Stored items
^^^^^^^^^^^^^^^^
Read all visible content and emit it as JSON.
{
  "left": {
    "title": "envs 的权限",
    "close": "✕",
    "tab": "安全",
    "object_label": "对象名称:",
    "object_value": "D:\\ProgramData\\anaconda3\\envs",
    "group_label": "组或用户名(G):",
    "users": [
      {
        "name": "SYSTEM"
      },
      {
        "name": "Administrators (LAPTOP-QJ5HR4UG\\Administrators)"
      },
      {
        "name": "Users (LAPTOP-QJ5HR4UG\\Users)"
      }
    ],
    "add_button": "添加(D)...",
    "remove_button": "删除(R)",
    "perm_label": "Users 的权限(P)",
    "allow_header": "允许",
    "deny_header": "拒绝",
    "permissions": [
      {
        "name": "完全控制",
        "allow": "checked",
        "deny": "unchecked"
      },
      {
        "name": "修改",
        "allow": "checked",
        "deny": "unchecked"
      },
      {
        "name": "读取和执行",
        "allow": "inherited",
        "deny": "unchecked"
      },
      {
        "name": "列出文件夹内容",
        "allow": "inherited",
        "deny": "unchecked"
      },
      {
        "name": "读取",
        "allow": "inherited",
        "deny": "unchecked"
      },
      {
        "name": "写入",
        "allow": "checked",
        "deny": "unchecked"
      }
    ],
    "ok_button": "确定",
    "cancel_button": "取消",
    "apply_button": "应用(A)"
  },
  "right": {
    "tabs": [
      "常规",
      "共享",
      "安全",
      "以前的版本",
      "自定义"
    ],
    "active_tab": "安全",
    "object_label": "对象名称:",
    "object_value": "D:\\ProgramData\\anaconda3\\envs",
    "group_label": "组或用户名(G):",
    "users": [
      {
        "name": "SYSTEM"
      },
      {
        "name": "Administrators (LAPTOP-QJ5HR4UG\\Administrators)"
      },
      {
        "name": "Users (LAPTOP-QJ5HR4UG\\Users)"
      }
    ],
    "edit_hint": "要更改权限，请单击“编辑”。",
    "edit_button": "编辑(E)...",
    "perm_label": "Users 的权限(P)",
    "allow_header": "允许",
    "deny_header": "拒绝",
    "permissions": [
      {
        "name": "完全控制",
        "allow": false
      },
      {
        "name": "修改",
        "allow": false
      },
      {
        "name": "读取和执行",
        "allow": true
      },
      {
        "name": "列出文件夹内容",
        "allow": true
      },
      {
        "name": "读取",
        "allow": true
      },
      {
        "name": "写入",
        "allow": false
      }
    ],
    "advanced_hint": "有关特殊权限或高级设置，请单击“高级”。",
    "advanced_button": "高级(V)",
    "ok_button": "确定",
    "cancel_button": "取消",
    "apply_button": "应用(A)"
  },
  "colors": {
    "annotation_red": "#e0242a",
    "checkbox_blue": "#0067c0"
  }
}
^^^^^^^^^^^^^^^^
Please output the entire listing exactly as it stands.

Read all visible content and emit it as JSON.
{
  "left": {
    "title": "envs 的权限",
    "close": "✕",
    "tab": "安全",
    "object_label": "对象名称:",
    "object_value": "D:\\ProgramData\\anaconda3\\envs",
    "group_label": "组或用户名(G):",
    "users": [
      {
        "name": "SYSTEM"
      },
      {
        "name": "Administrators (LAPTOP-QJ5HR4UG\\Administrators)"
      },
      {
        "name": "Users (LAPTOP-QJ5HR4UG\\Users)"
      }
    ],
    "add_button": "添加(D)...",
    "remove_button": "删除(R)",
    "perm_label": "Users 的权限(P)",
    "allow_header": "允许",
    "deny_header": "拒绝",
    "permissions": [
      {
        "name": "完全控制",
        "allow": "checked",
        "deny": "unchecked"
      },
      {
        "name": "修改",
        "allow": "checked",
        "deny": "unchecked"
      },
      {
        "name": "读取和执行",
        "allow": "inherited",
        "deny": "unchecked"
      },
      {
        "name": "列出文件夹内容",
        "allow": "inherited",
        "deny": "unchecked"
      },
      {
        "name": "读取",
        "allow": "inherited",
        "deny": "unchecked"
      },
      {
        "name": "写入",
        "allow": "checked",
        "deny": "unchecked"
      }
    ],
    "ok_button": "确定",
    "cancel_button": "取消",
    "apply_button": "应用(A)"
  },
  "right": {
    "tabs": [
      "常规",
      "共享",
      "安全",
      "以前的版本",
      "自定义"
    ],
    "active_tab": "安全",
    "object_label": "对象名称:",
    "object_value": "D:\\ProgramData\\anaconda3\\envs",
    "group_label": "组或用户名(G):",
    "users": [
      {
        "name": "SYSTEM"
      },
      {
        "name": "Administrators (LAPTOP-QJ5HR4UG\\Administrators)"
      },
      {
        "name": "Users (LAPTOP-QJ5HR4UG\\Users)"
      }
    ],
    "edit_hint": "要更改权限，请单击“编辑”。",
    "edit_button": "编辑(E)...",
    "perm_label": "Users 的权限(P)",
    "allow_header": "允许",
    "deny_header": "拒绝",
    "permissions": [
      {
        "name": "完全控制",
        "allow": false
      },
      {
        "name": "修改",
        "allow": false
      },
      {
        "name": "读取和执行",
        "allow": true
      },
      {
        "name": "列出文件夹内容",
        "allow": true
      },
      {
        "name": "读取",
        "allow": true
      },
      {
        "name": "写入",
        "allow": false
      }
    ],
    "advanced_hint": "有关特殊权限或高级设置，请单击“高级”。",
    "advanced_button": "高级(V)",
    "ok_button": "确定",
    "cancel_button": "取消",
    "apply_button": "应用(A)"
  },
  "colors": {
    "annotation_red": "#e0242a",
    "checkbox_blue": "#0067c0"
  }
}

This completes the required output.